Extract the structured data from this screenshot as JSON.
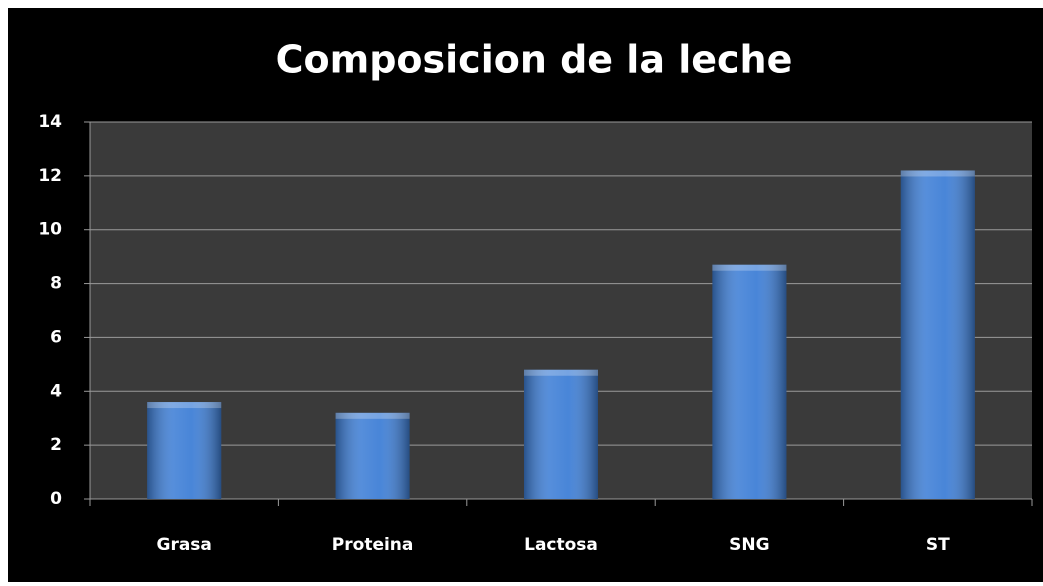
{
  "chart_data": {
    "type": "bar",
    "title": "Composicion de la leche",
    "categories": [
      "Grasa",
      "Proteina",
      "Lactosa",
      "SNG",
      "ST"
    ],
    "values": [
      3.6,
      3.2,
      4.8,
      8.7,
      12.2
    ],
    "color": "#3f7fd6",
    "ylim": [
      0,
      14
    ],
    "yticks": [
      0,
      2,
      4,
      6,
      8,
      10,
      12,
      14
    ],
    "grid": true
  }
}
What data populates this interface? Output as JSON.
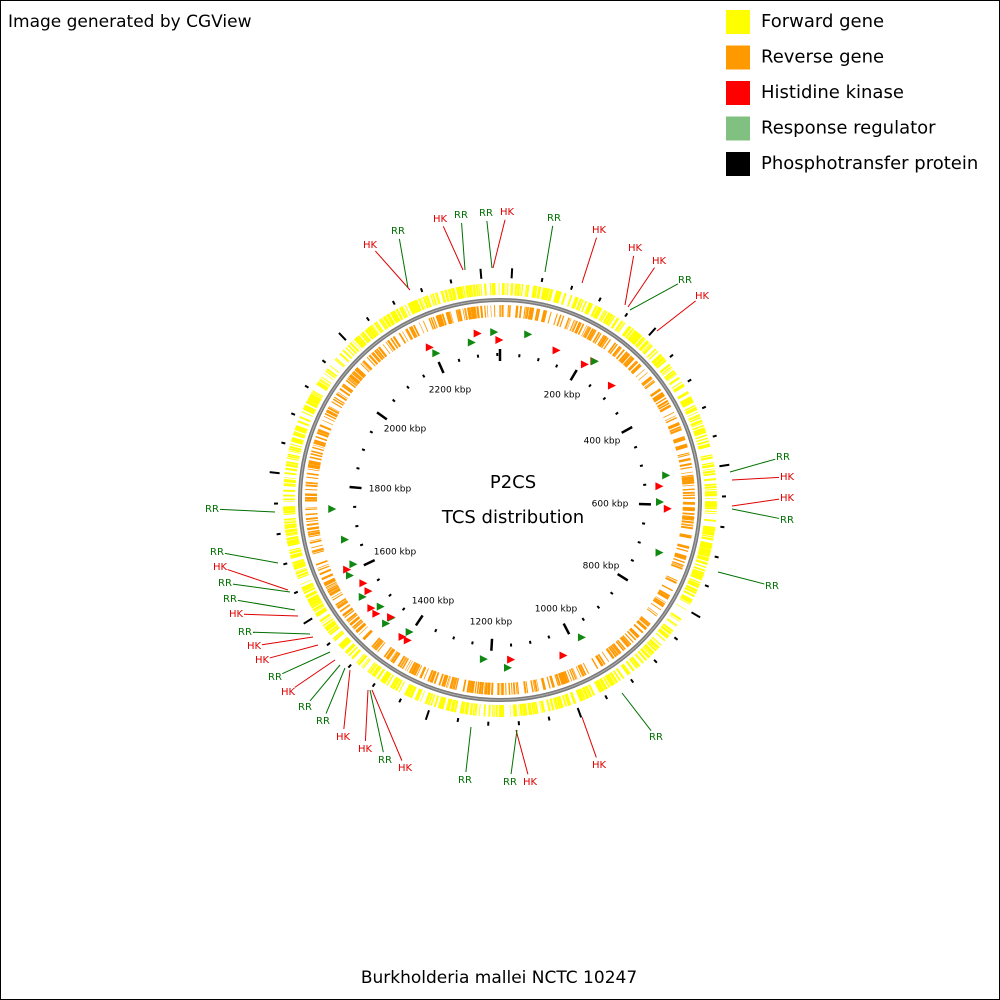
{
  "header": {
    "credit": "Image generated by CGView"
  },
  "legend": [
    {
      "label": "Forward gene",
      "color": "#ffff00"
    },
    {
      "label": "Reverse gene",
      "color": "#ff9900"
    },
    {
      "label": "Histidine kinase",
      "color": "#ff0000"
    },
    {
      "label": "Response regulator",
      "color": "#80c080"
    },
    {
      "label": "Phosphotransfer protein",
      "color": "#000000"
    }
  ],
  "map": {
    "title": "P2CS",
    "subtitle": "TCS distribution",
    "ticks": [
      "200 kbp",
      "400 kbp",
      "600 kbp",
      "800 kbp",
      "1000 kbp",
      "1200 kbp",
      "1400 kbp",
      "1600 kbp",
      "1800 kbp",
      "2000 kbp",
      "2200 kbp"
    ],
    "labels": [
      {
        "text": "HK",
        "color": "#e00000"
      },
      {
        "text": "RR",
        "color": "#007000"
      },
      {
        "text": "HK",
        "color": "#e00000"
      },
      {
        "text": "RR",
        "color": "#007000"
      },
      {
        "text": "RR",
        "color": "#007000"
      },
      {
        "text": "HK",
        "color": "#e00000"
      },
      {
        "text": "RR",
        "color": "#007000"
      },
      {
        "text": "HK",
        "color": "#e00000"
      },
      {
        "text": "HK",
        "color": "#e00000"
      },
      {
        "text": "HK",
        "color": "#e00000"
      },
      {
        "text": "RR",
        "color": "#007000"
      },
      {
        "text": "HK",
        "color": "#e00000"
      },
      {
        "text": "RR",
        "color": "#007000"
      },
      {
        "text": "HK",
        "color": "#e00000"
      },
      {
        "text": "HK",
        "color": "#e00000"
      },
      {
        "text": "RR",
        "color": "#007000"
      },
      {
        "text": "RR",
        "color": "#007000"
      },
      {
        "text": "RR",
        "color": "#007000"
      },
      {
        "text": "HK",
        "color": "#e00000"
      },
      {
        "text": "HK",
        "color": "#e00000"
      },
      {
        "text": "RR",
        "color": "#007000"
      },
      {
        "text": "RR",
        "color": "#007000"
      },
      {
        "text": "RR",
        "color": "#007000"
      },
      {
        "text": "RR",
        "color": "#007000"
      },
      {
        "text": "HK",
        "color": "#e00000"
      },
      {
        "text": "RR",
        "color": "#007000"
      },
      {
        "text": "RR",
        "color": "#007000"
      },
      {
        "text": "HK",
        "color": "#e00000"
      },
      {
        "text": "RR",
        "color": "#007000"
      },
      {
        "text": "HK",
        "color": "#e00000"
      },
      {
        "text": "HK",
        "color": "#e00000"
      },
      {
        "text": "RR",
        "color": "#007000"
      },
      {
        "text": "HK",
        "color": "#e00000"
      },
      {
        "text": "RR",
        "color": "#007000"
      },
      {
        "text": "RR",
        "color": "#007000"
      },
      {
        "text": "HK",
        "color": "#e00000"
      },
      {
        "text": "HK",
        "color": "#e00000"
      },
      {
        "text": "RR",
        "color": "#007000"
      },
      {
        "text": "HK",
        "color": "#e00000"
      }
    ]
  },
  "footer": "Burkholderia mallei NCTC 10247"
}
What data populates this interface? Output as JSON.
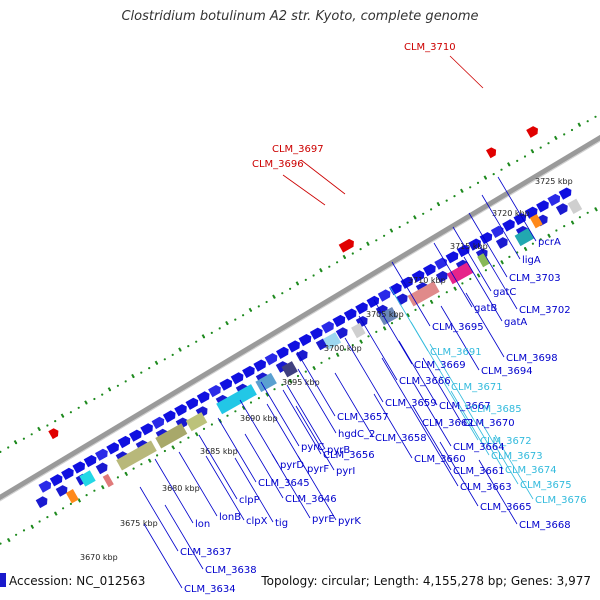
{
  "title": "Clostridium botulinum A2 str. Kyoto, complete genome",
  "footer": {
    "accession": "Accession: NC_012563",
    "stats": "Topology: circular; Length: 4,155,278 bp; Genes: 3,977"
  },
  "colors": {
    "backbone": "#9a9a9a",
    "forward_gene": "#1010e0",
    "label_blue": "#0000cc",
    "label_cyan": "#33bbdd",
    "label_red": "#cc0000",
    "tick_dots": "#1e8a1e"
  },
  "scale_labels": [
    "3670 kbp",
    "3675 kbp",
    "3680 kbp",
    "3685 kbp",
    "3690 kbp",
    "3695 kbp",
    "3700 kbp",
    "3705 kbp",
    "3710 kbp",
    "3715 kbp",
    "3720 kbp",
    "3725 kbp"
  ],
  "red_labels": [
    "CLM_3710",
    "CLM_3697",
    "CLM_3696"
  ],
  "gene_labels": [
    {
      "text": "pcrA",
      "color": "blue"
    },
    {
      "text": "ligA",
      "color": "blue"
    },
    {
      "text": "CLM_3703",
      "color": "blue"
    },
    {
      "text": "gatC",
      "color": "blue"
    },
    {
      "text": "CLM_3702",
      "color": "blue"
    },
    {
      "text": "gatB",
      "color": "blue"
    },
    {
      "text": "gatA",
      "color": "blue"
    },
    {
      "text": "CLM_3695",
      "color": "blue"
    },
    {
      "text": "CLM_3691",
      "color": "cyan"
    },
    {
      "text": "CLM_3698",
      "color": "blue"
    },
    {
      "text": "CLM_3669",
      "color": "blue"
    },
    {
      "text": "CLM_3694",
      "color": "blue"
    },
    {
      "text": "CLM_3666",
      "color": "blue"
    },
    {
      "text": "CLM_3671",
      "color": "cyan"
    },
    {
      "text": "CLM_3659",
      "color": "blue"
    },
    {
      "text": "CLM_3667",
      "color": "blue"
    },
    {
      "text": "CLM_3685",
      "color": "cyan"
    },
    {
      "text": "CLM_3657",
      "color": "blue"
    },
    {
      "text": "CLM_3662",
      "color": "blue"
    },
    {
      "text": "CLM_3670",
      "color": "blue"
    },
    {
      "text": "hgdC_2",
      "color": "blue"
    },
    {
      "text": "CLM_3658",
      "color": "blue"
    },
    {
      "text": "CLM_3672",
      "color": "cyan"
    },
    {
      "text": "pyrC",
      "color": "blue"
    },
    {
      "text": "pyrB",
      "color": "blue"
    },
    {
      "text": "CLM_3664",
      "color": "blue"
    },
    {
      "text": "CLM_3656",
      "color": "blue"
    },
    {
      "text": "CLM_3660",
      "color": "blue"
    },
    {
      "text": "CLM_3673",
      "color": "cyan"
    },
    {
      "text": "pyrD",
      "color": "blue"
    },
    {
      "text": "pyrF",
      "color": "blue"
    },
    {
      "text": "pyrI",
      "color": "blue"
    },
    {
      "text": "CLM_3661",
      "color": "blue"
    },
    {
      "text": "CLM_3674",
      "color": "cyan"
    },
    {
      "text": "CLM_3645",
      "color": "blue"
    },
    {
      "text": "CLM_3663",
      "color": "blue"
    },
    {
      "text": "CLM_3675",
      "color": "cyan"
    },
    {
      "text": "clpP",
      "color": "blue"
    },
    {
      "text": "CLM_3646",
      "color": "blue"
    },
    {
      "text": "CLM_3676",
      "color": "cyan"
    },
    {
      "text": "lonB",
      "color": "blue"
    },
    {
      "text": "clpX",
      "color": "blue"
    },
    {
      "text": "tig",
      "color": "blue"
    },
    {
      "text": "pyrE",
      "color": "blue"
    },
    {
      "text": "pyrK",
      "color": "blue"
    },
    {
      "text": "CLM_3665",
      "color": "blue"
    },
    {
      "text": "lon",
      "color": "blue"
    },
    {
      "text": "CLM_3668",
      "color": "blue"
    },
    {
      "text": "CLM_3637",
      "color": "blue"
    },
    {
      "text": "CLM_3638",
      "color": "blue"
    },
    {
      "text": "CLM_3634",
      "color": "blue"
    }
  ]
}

---*---

**Directions:** Your copy should match the records word for word, with the pictures removed.

**Response area:**
Extract the structured data from this screenshot as JSON.
{
  "chart_data": {
    "type": "bar",
    "title": "Composicion de la leche",
    "categories": [
      "Grasa",
      "Proteina",
      "Lactosa",
      "SNG",
      "ST"
    ],
    "values": [
      3.6,
      3.2,
      4.8,
      8.7,
      12.2
    ],
    "color": "#3f7fd6",
    "ylim": [
      0,
      14
    ],
    "yticks": [
      0,
      2,
      4,
      6,
      8,
      10,
      12,
      14
    ],
    "grid": true
  }
}
What data populates this interface? Output as JSON.
{
  "header": {
    "credit": "Image generated by CGView"
  },
  "legend": [
    {
      "label": "Forward gene",
      "color": "#ffff00"
    },
    {
      "label": "Reverse gene",
      "color": "#ff9900"
    },
    {
      "label": "Histidine kinase",
      "color": "#ff0000"
    },
    {
      "label": "Response regulator",
      "color": "#80c080"
    },
    {
      "label": "Phosphotransfer protein",
      "color": "#000000"
    }
  ],
  "map": {
    "title": "P2CS",
    "subtitle": "TCS distribution",
    "ticks": [
      "200 kbp",
      "400 kbp",
      "600 kbp",
      "800 kbp",
      "1000 kbp",
      "1200 kbp",
      "1400 kbp",
      "1600 kbp",
      "1800 kbp",
      "2000 kbp",
      "2200 kbp"
    ],
    "labels": [
      {
        "text": "HK",
        "color": "#e00000"
      },
      {
        "text": "RR",
        "color": "#007000"
      },
      {
        "text": "HK",
        "color": "#e00000"
      },
      {
        "text": "RR",
        "color": "#007000"
      },
      {
        "text": "RR",
        "color": "#007000"
      },
      {
        "text": "HK",
        "color": "#e00000"
      },
      {
        "text": "RR",
        "color": "#007000"
      },
      {
        "text": "HK",
        "color": "#e00000"
      },
      {
        "text": "HK",
        "color": "#e00000"
      },
      {
        "text": "HK",
        "color": "#e00000"
      },
      {
        "text": "RR",
        "color": "#007000"
      },
      {
        "text": "HK",
        "color": "#e00000"
      },
      {
        "text": "RR",
        "color": "#007000"
      },
      {
        "text": "HK",
        "color": "#e00000"
      },
      {
        "text": "HK",
        "color": "#e00000"
      },
      {
        "text": "RR",
        "color": "#007000"
      },
      {
        "text": "RR",
        "color": "#007000"
      },
      {
        "text": "RR",
        "color": "#007000"
      },
      {
        "text": "HK",
        "color": "#e00000"
      },
      {
        "text": "HK",
        "color": "#e00000"
      },
      {
        "text": "RR",
        "color": "#007000"
      },
      {
        "text": "RR",
        "color": "#007000"
      },
      {
        "text": "RR",
        "color": "#007000"
      },
      {
        "text": "RR",
        "color": "#007000"
      },
      {
        "text": "HK",
        "color": "#e00000"
      },
      {
        "text": "RR",
        "color": "#007000"
      },
      {
        "text": "RR",
        "color": "#007000"
      },
      {
        "text": "HK",
        "color": "#e00000"
      },
      {
        "text": "RR",
        "color": "#007000"
      },
      {
        "text": "HK",
        "color": "#e00000"
      },
      {
        "text": "HK",
        "color": "#e00000"
      },
      {
        "text": "RR",
        "color": "#007000"
      },
      {
        "text": "HK",
        "color": "#e00000"
      },
      {
        "text": "RR",
        "color": "#007000"
      },
      {
        "text": "RR",
        "color": "#007000"
      },
      {
        "text": "HK",
        "color": "#e00000"
      },
      {
        "text": "HK",
        "color": "#e00000"
      },
      {
        "text": "RR",
        "color": "#007000"
      },
      {
        "text": "HK",
        "color": "#e00000"
      }
    ]
  },
  "footer": "Burkholderia mallei NCTC 10247"
}
What data populates this interface? Output as JSON.
{
  "title": "Clostridium botulinum A2 str. Kyoto, complete genome",
  "footer": {
    "accession": "Accession: NC_012563",
    "stats": "Topology: circular; Length: 4,155,278 bp; Genes: 3,977"
  },
  "colors": {
    "backbone": "#9a9a9a",
    "forward_gene": "#1010e0",
    "label_blue": "#0000cc",
    "label_cyan": "#33bbdd",
    "label_red": "#cc0000",
    "tick_dots": "#1e8a1e"
  },
  "scale_labels": [
    "3670 kbp",
    "3675 kbp",
    "3680 kbp",
    "3685 kbp",
    "3690 kbp",
    "3695 kbp",
    "3700 kbp",
    "3705 kbp",
    "3710 kbp",
    "3715 kbp",
    "3720 kbp",
    "3725 kbp"
  ],
  "red_labels": [
    "CLM_3710",
    "CLM_3697",
    "CLM_3696"
  ],
  "gene_labels": [
    {
      "text": "pcrA",
      "color": "blue"
    },
    {
      "text": "ligA",
      "color": "blue"
    },
    {
      "text": "CLM_3703",
      "color": "blue"
    },
    {
      "text": "gatC",
      "color": "blue"
    },
    {
      "text": "CLM_3702",
      "color": "blue"
    },
    {
      "text": "gatB",
      "color": "blue"
    },
    {
      "text": "gatA",
      "color": "blue"
    },
    {
      "text": "CLM_3695",
      "color": "blue"
    },
    {
      "text": "CLM_3691",
      "color": "cyan"
    },
    {
      "text": "CLM_3698",
      "color": "blue"
    },
    {
      "text": "CLM_3669",
      "color": "blue"
    },
    {
      "text": "CLM_3694",
      "color": "blue"
    },
    {
      "text": "CLM_3666",
      "color": "blue"
    },
    {
      "text": "CLM_3671",
      "color": "cyan"
    },
    {
      "text": "CLM_3659",
      "color": "blue"
    },
    {
      "text": "CLM_3667",
      "color": "blue"
    },
    {
      "text": "CLM_3685",
      "color": "cyan"
    },
    {
      "text": "CLM_3657",
      "color": "blue"
    },
    {
      "text": "CLM_3662",
      "color": "blue"
    },
    {
      "text": "CLM_3670",
      "color": "blue"
    },
    {
      "text": "hgdC_2",
      "color": "blue"
    },
    {
      "text": "CLM_3658",
      "color": "blue"
    },
    {
      "text": "CLM_3672",
      "color": "cyan"
    },
    {
      "text": "pyrC",
      "color": "blue"
    },
    {
      "text": "pyrB",
      "color": "blue"
    },
    {
      "text": "CLM_3664",
      "color": "blue"
    },
    {
      "text": "CLM_3656",
      "color": "blue"
    },
    {
      "text": "CLM_3660",
      "color": "blue"
    },
    {
      "text": "CLM_3673",
      "color": "cyan"
    },
    {
      "text": "pyrD",
      "color": "blue"
    },
    {
      "text": "pyrF",
      "color": "blue"
    },
    {
      "text": "pyrI",
      "color": "blue"
    },
    {
      "text": "CLM_3661",
      "color": "blue"
    },
    {
      "text": "CLM_3674",
      "color": "cyan"
    },
    {
      "text": "CLM_3645",
      "color": "blue"
    },
    {
      "text": "CLM_3663",
      "color": "blue"
    },
    {
      "text": "CLM_3675",
      "color": "cyan"
    },
    {
      "text": "clpP",
      "color": "blue"
    },
    {
      "text": "CLM_3646",
      "color": "blue"
    },
    {
      "text": "CLM_3676",
      "color": "cyan"
    },
    {
      "text": "lonB",
      "color": "blue"
    },
    {
      "text": "clpX",
      "color": "blue"
    },
    {
      "text": "tig",
      "color": "blue"
    },
    {
      "text": "pyrE",
      "color": "blue"
    },
    {
      "text": "pyrK",
      "color": "blue"
    },
    {
      "text": "CLM_3665",
      "color": "blue"
    },
    {
      "text": "lon",
      "color": "blue"
    },
    {
      "text": "CLM_3668",
      "color": "blue"
    },
    {
      "text": "CLM_3637",
      "color": "blue"
    },
    {
      "text": "CLM_3638",
      "color": "blue"
    },
    {
      "text": "CLM_3634",
      "color": "blue"
    }
  ]
}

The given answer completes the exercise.